EXERCISE DETAILS: Every line with the word "ylabel" in it should be extracted from the data that follows.

SUPPLIED MATERIAL:
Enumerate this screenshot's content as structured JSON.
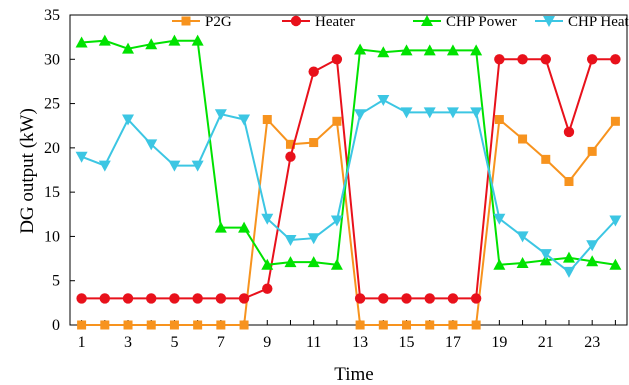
{
  "chart_data": {
    "type": "line",
    "title": "",
    "xlabel": "Time",
    "ylabel": "DG output (kW)",
    "xlim": [
      0.5,
      24.5
    ],
    "ylim": [
      0,
      35
    ],
    "x_ticks": [
      1,
      3,
      5,
      7,
      9,
      11,
      13,
      15,
      17,
      19,
      21,
      23
    ],
    "y_ticks": [
      0,
      5,
      10,
      15,
      20,
      25,
      30,
      35
    ],
    "grid": false,
    "legend_position": "top",
    "x": [
      1,
      2,
      3,
      4,
      5,
      6,
      7,
      8,
      9,
      10,
      11,
      12,
      13,
      14,
      15,
      16,
      17,
      18,
      19,
      20,
      21,
      22,
      23,
      24
    ],
    "series": [
      {
        "name": "P2G",
        "color": "#F7931E",
        "marker": "square",
        "values": [
          0,
          0,
          0,
          0,
          0,
          0,
          0,
          0,
          23.2,
          20.4,
          20.6,
          23.0,
          0,
          0,
          0,
          0,
          0,
          0,
          23.2,
          21.0,
          18.7,
          16.2,
          19.6,
          23.0
        ]
      },
      {
        "name": "Heater",
        "color": "#E8111B",
        "marker": "circle",
        "values": [
          3,
          3,
          3,
          3,
          3,
          3,
          3,
          3,
          4.1,
          19.0,
          28.6,
          30.0,
          3,
          3,
          3,
          3,
          3,
          3,
          30.0,
          30.0,
          30.0,
          21.8,
          30.0,
          30.0
        ]
      },
      {
        "name": "CHP Power",
        "color": "#00E200",
        "marker": "triangle-up",
        "values": [
          31.9,
          32.1,
          31.2,
          31.7,
          32.1,
          32.1,
          11.0,
          11.0,
          6.8,
          7.1,
          7.1,
          6.8,
          31.1,
          30.8,
          31.0,
          31.0,
          31.0,
          31.0,
          6.8,
          7.0,
          7.3,
          7.6,
          7.2,
          6.8
        ]
      },
      {
        "name": "CHP Heat",
        "color": "#3CC6E3",
        "marker": "triangle-down",
        "values": [
          19.0,
          18.0,
          23.2,
          20.4,
          18.0,
          18.0,
          23.8,
          23.2,
          12.0,
          9.6,
          9.8,
          11.8,
          23.8,
          25.4,
          24.0,
          24.0,
          24.0,
          24.0,
          12.0,
          10.0,
          8.0,
          6.0,
          9.0,
          11.8
        ]
      }
    ]
  }
}
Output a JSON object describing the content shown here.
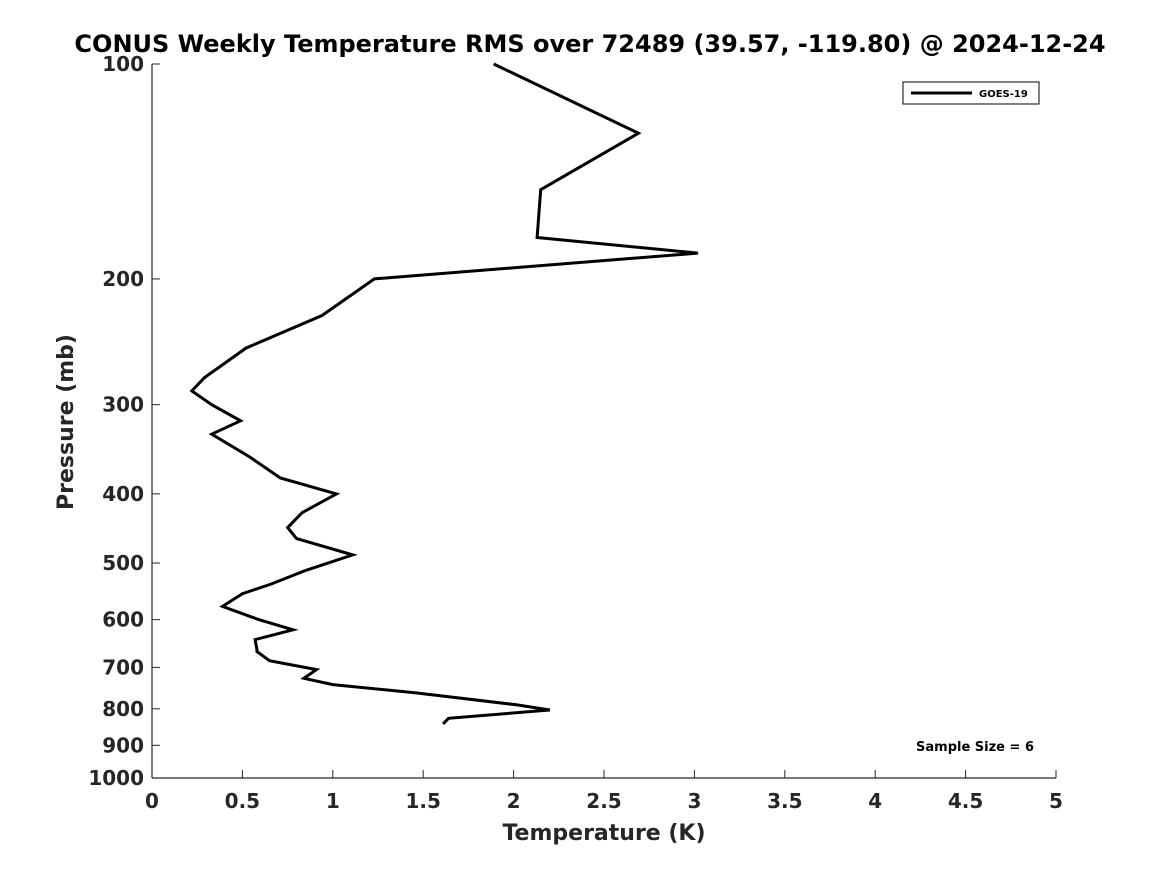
{
  "chart_data": {
    "type": "line",
    "title": "CONUS Weekly Temperature RMS over 72489 (39.57, -119.80) @ 2024-12-24",
    "xlabel": "Temperature (K)",
    "ylabel": "Pressure (mb)",
    "xlim": [
      0,
      5
    ],
    "ylim": [
      1000,
      100
    ],
    "y_scale": "log",
    "y_reversed": true,
    "x_ticks": [
      "0",
      "0.5",
      "1",
      "1.5",
      "2",
      "2.5",
      "3",
      "3.5",
      "4",
      "4.5",
      "5"
    ],
    "y_ticks": [
      "100",
      "200",
      "300",
      "400",
      "500",
      "600",
      "700",
      "800",
      "900",
      "1000"
    ],
    "grid": false,
    "legend_position": "top-right",
    "series": [
      {
        "name": "GOES-19",
        "color": "#000000",
        "points": [
          [
            1.89,
            100
          ],
          [
            2.69,
            125
          ],
          [
            2.15,
            150
          ],
          [
            2.13,
            175
          ],
          [
            3.02,
            184
          ],
          [
            1.23,
            200
          ],
          [
            0.94,
            225
          ],
          [
            0.52,
            250
          ],
          [
            0.29,
            275
          ],
          [
            0.22,
            287
          ],
          [
            0.33,
            300
          ],
          [
            0.49,
            316
          ],
          [
            0.33,
            330
          ],
          [
            0.54,
            355
          ],
          [
            0.71,
            380
          ],
          [
            1.02,
            400
          ],
          [
            0.83,
            425
          ],
          [
            0.75,
            446
          ],
          [
            0.8,
            462
          ],
          [
            1.11,
            487
          ],
          [
            0.85,
            512
          ],
          [
            0.66,
            535
          ],
          [
            0.5,
            552
          ],
          [
            0.39,
            575
          ],
          [
            0.59,
            600
          ],
          [
            0.78,
            620
          ],
          [
            0.57,
            640
          ],
          [
            0.58,
            660
          ],
          [
            0.58,
            665
          ],
          [
            0.65,
            685
          ],
          [
            0.91,
            705
          ],
          [
            0.84,
            725
          ],
          [
            1.0,
            740
          ],
          [
            1.46,
            760
          ],
          [
            2.02,
            790
          ],
          [
            2.2,
            803
          ],
          [
            1.64,
            825
          ],
          [
            1.61,
            840
          ]
        ]
      }
    ],
    "annotations": [
      "Sample Size = 6"
    ]
  }
}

OUTPUT OF THE TASK:
    "ylabel": "DG output (kW)",
    "ylabel": "Pressure (mb)",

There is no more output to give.